_PROVIDED RECORDS:_
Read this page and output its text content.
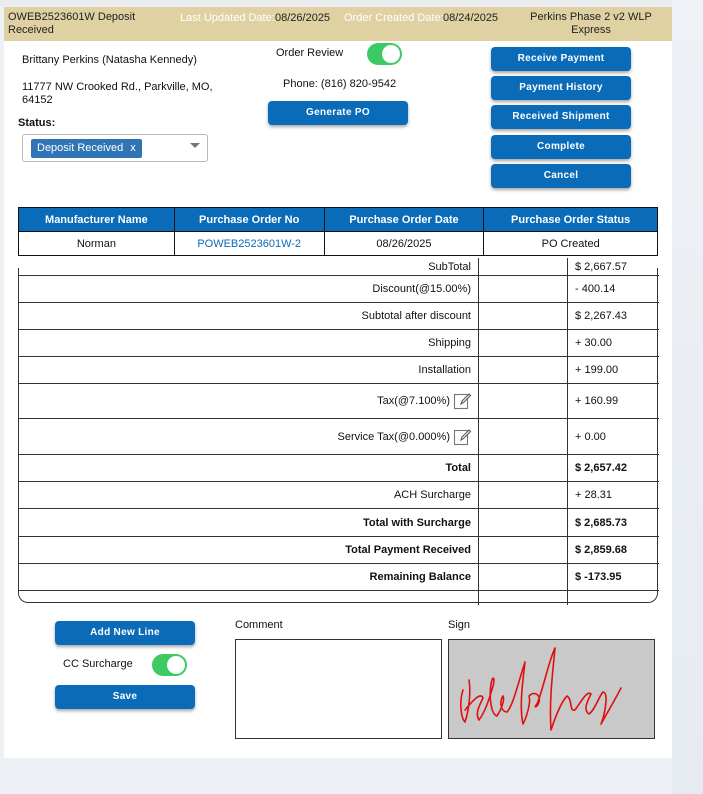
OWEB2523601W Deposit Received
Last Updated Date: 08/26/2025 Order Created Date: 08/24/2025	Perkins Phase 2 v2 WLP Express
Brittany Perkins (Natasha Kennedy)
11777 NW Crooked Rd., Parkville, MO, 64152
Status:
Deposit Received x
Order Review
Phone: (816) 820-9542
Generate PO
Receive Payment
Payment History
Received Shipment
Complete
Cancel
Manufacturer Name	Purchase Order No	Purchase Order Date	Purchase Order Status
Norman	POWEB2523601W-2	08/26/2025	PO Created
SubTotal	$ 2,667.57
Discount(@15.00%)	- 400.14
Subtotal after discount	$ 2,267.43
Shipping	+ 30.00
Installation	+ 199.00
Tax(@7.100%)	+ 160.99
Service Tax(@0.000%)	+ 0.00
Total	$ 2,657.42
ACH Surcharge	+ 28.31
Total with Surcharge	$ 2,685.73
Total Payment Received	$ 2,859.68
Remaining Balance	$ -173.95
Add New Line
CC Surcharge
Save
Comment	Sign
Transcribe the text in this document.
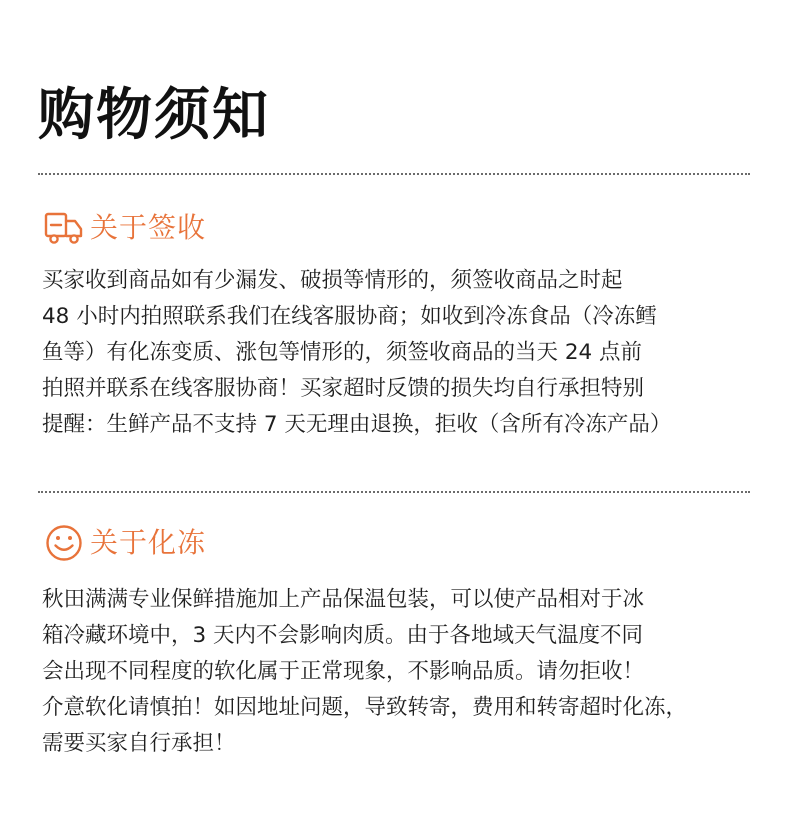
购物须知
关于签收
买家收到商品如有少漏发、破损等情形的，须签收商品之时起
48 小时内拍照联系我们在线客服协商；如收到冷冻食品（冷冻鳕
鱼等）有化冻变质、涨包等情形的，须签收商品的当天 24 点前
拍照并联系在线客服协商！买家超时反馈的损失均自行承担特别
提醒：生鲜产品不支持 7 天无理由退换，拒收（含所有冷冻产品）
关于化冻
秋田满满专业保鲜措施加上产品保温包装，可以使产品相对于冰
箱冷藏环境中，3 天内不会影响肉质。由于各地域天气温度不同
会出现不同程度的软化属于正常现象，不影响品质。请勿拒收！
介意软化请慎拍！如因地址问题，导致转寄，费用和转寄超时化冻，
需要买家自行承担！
...
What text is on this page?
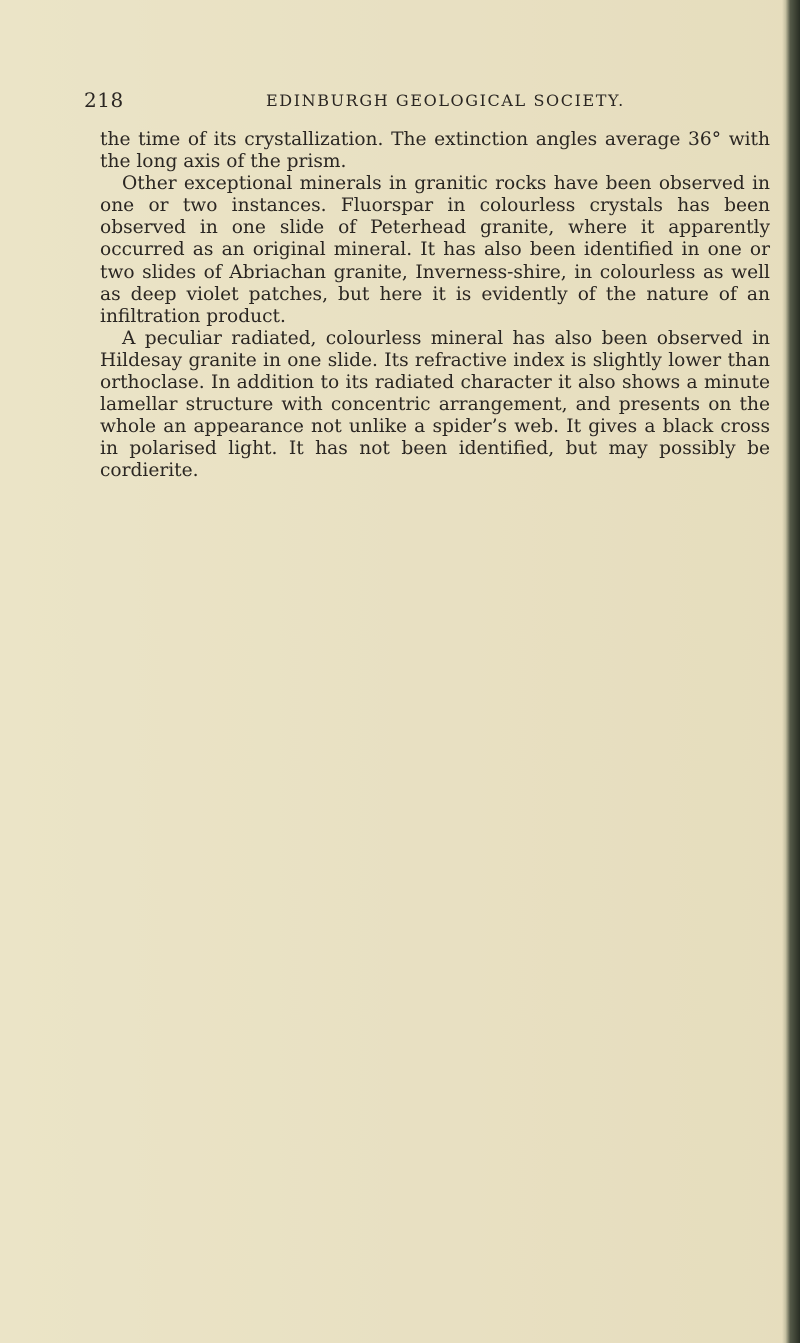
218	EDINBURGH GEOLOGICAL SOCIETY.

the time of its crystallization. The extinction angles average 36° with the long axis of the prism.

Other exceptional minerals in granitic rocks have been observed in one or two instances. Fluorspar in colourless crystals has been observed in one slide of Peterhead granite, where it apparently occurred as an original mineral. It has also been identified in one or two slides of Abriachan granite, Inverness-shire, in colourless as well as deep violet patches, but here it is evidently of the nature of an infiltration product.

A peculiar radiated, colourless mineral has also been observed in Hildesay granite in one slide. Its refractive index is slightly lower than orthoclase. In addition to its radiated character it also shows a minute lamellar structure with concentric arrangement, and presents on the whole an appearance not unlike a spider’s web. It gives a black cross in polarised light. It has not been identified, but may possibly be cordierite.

_STATED TASK:_
Give every line of the material that includes the string "page".

_EXERCISE OUTPUT:_
Read this page and output its text content.
What text is on this page?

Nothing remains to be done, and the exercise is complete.